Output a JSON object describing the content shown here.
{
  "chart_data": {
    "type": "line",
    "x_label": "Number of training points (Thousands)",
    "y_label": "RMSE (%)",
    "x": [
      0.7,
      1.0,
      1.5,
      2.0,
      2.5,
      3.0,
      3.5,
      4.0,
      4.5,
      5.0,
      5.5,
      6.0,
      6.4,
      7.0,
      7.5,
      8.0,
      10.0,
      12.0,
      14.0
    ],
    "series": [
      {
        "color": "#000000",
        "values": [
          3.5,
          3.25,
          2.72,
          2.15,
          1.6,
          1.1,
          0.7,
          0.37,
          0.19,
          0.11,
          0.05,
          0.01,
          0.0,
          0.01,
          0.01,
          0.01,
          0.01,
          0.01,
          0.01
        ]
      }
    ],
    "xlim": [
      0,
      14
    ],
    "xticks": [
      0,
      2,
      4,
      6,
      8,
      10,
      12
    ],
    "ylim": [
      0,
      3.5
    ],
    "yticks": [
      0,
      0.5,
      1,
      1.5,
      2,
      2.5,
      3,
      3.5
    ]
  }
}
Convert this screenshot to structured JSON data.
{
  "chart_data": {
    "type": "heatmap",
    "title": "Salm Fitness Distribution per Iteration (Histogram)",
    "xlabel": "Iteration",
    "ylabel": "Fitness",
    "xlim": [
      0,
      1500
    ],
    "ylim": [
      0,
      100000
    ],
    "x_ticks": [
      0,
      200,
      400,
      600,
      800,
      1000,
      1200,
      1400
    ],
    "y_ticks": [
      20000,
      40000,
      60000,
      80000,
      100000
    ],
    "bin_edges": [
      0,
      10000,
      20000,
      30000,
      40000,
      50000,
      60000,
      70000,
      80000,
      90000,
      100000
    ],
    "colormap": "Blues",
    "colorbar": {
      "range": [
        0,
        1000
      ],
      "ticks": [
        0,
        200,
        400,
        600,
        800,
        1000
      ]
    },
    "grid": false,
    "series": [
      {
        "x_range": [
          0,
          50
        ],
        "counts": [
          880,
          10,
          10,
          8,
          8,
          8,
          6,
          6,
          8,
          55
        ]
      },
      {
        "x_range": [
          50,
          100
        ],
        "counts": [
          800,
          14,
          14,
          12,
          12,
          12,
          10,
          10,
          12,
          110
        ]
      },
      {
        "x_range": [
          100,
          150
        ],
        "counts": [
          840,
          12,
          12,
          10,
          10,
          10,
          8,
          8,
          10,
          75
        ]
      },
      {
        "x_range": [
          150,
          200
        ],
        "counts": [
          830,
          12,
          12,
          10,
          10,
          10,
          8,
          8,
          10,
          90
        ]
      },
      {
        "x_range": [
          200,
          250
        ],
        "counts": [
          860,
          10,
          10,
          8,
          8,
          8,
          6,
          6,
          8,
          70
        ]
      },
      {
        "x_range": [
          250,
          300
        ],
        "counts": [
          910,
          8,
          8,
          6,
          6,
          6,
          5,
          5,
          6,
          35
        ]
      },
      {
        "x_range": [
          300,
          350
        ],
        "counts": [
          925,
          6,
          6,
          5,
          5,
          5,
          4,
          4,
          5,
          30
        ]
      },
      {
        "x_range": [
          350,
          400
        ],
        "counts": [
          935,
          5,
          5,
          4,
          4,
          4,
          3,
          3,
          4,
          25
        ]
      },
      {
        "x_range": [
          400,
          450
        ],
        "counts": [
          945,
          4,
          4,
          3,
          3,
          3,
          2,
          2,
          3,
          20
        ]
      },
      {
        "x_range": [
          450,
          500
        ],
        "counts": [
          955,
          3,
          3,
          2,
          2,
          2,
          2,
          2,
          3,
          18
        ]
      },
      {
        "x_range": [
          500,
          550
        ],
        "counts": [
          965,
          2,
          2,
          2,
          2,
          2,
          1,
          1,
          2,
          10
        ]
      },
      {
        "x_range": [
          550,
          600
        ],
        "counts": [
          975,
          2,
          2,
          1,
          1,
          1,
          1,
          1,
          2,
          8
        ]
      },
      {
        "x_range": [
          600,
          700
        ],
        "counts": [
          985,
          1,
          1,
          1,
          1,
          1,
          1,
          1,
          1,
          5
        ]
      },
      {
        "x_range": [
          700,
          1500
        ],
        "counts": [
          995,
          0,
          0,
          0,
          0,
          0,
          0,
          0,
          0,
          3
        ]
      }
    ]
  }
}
----------
In the entries above, identify each line that includes the string "JSON", then copy it.

Task answer -
Output a JSON object describing the content shown here.
Convert this screenshot to structured JSON data.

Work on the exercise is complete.